──────── PROVIDED ENTRIES ────────
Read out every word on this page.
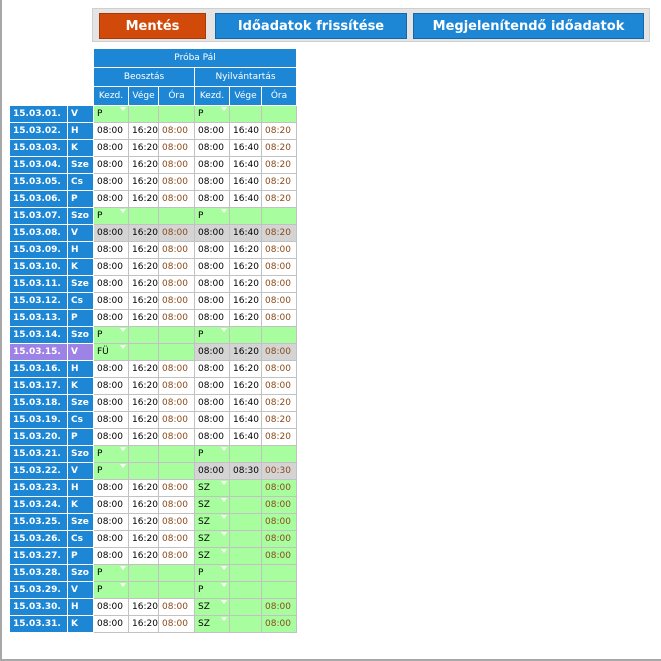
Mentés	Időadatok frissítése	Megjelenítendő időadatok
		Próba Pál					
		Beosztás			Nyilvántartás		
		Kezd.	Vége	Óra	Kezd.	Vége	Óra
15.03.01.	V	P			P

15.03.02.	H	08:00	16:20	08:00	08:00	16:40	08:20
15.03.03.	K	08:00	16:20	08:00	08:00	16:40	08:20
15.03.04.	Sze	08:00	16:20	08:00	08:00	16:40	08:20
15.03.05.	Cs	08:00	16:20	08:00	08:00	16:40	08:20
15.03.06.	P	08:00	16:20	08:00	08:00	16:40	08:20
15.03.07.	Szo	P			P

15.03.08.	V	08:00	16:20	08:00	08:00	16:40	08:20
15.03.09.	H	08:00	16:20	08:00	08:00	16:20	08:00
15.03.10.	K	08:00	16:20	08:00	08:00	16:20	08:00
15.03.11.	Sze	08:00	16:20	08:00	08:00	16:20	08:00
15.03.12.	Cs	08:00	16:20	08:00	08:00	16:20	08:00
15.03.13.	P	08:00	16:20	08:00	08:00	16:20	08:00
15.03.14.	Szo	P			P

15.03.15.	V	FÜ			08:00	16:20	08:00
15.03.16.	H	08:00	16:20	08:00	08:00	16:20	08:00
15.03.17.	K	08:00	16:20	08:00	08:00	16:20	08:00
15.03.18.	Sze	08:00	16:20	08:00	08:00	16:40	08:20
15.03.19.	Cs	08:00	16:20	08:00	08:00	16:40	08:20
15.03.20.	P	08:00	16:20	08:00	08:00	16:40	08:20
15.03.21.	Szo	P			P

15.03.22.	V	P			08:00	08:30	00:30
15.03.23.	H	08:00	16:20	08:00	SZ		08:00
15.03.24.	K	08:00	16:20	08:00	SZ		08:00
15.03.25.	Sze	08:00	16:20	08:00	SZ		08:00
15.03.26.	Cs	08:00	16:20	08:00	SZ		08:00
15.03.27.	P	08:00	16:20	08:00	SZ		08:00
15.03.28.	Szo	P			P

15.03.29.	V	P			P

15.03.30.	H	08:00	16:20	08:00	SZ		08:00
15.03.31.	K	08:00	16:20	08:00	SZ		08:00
────────
──────── PROVIDED ENTRIES ────────
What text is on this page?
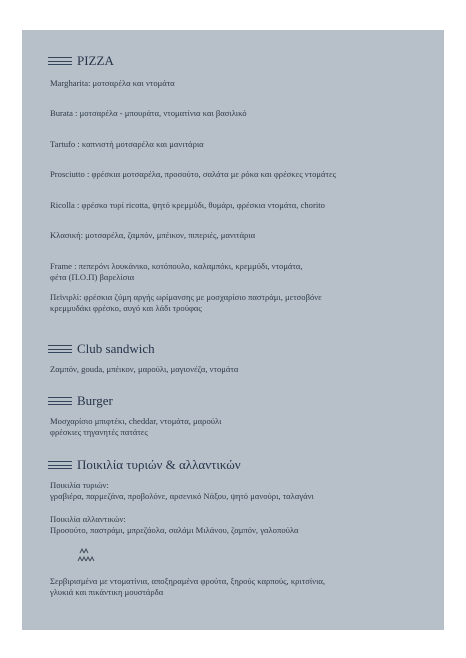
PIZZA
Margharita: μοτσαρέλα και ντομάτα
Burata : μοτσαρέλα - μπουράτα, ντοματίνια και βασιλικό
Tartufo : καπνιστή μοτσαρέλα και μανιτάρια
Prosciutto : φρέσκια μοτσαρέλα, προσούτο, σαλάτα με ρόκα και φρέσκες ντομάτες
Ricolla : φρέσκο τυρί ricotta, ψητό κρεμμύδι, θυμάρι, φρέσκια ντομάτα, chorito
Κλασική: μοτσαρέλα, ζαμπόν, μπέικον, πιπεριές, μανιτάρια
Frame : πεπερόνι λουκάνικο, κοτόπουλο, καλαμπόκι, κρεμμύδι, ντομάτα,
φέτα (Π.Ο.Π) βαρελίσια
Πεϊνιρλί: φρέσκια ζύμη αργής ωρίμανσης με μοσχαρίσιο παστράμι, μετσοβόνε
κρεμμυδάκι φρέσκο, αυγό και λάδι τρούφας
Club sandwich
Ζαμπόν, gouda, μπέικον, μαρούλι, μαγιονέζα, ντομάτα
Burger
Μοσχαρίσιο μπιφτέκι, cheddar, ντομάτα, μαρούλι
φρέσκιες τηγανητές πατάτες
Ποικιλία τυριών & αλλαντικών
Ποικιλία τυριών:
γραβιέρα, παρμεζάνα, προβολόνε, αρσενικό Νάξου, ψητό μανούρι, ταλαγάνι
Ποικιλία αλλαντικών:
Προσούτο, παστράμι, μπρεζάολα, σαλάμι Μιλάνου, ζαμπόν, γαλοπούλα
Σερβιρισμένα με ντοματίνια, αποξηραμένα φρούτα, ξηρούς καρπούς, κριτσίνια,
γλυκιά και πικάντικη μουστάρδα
────────
__EXERCISE GOAL__: Which lines above hold the word "κρεμμύδι"? Copy each of them.

__RESPONSE__:
Ricolla : φρέσκο τυρί ricotta, ψητό κρεμμύδι, θυμάρι, φρέσκια ντομάτα, chorito
Frame : πεπερόνι λουκάνικο, κοτόπουλο, καλαμπόκι, κρεμμύδι, ντομάτα,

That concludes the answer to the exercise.